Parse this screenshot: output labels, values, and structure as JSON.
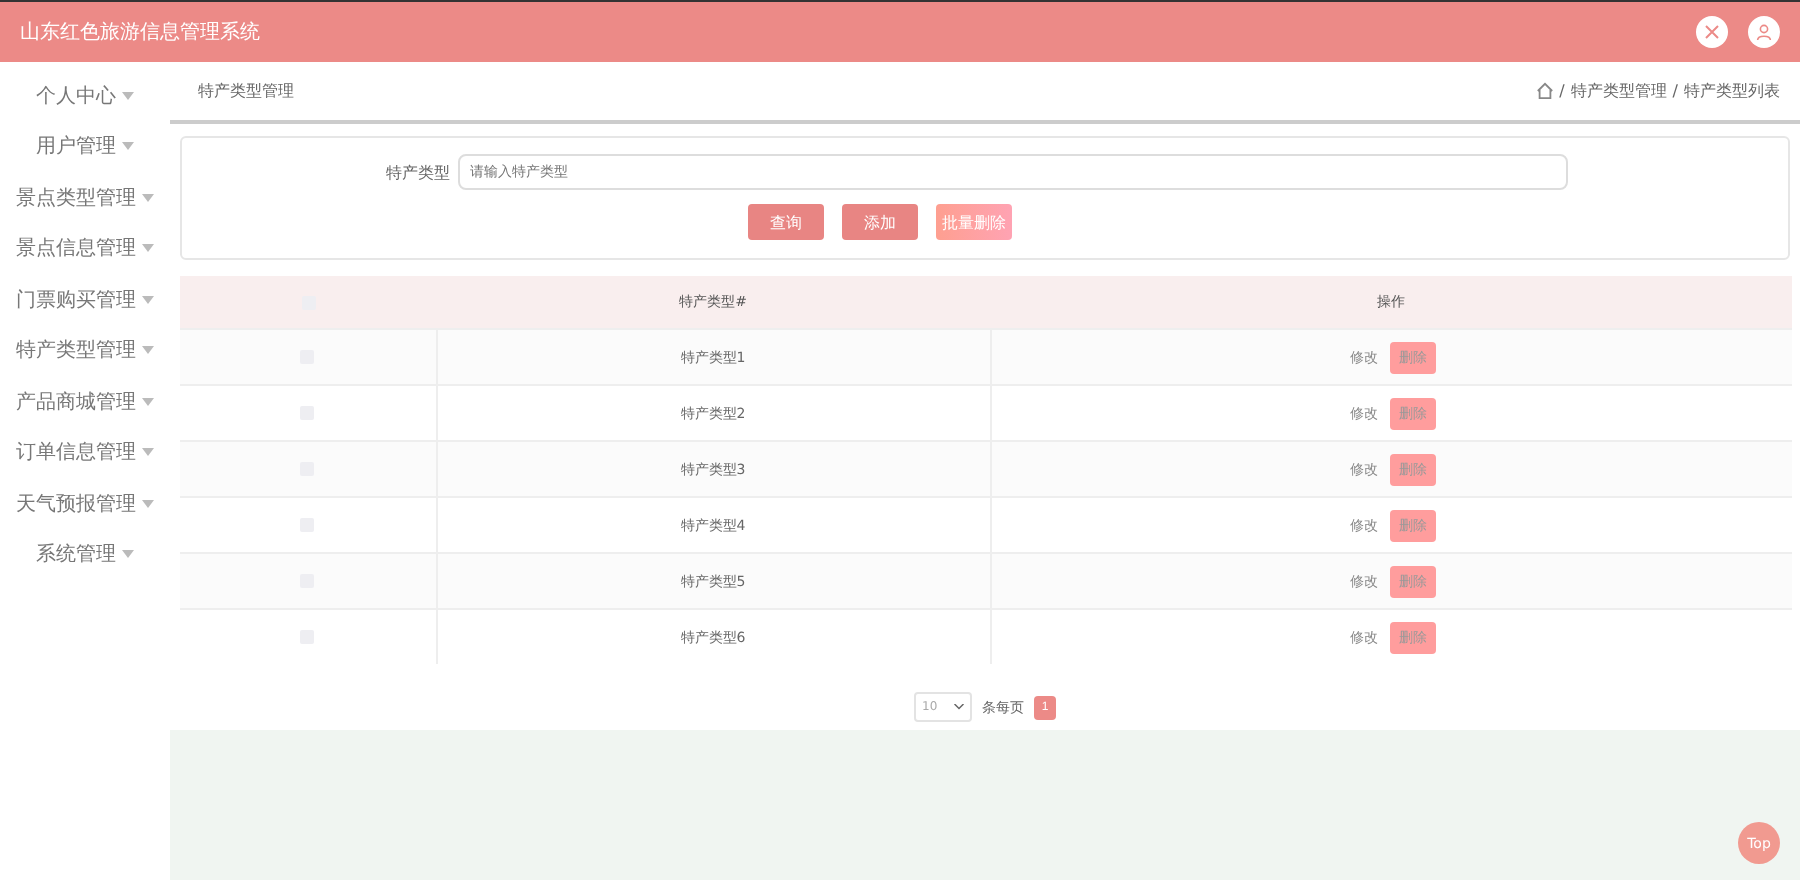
{
  "header": {
    "title": "山东红色旅游信息管理系统"
  },
  "sidebar": {
    "items": [
      {
        "label": "个人中心",
        "expanded": false
      },
      {
        "label": "用户管理",
        "expanded": false
      },
      {
        "label": "景点类型管理",
        "expanded": false
      },
      {
        "label": "景点信息管理",
        "expanded": false
      },
      {
        "label": "门票购买管理",
        "expanded": false
      },
      {
        "label": "特产类型管理",
        "expanded": false
      },
      {
        "label": "产品商城管理",
        "expanded": false
      },
      {
        "label": "订单信息管理",
        "expanded": false
      },
      {
        "label": "天气预报管理",
        "expanded": false
      },
      {
        "label": "系统管理",
        "expanded": false
      }
    ]
  },
  "page_title": "特产类型管理",
  "breadcrumb": [
    {
      "separator": "/",
      "label": "特产类型管理"
    },
    {
      "separator": "/",
      "label": "特产类型列表"
    }
  ],
  "search": {
    "label": "特产类型",
    "placeholder": "请输入特产类型",
    "buttons": [
      {
        "label": "查询",
        "kind": "primary"
      },
      {
        "label": "添加",
        "kind": "primary"
      },
      {
        "label": "批量删除",
        "kind": "danger"
      }
    ]
  },
  "table": {
    "header_checked": false,
    "columns": [
      "特产类型#",
      "操作"
    ],
    "rows": [
      {
        "checked": false,
        "name": "特产类型1",
        "edit": "修改",
        "delete": "删除"
      },
      {
        "checked": false,
        "name": "特产类型2",
        "edit": "修改",
        "delete": "删除"
      },
      {
        "checked": false,
        "name": "特产类型3",
        "edit": "修改",
        "delete": "删除"
      },
      {
        "checked": false,
        "name": "特产类型4",
        "edit": "修改",
        "delete": "删除"
      },
      {
        "checked": false,
        "name": "特产类型5",
        "edit": "修改",
        "delete": "删除"
      },
      {
        "checked": false,
        "name": "特产类型6",
        "edit": "修改",
        "delete": "删除"
      }
    ]
  },
  "pagination": {
    "page_size": "10",
    "page_size_label": "条每页",
    "pages": [
      {
        "label": "1",
        "selected": true
      }
    ]
  },
  "top_button": "Top"
}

==========

◆ JOB ◆
Report how many lines in the data contain the word "特产类型管理", with no words besides the number.

◆ FULL RESPONSE ◆
3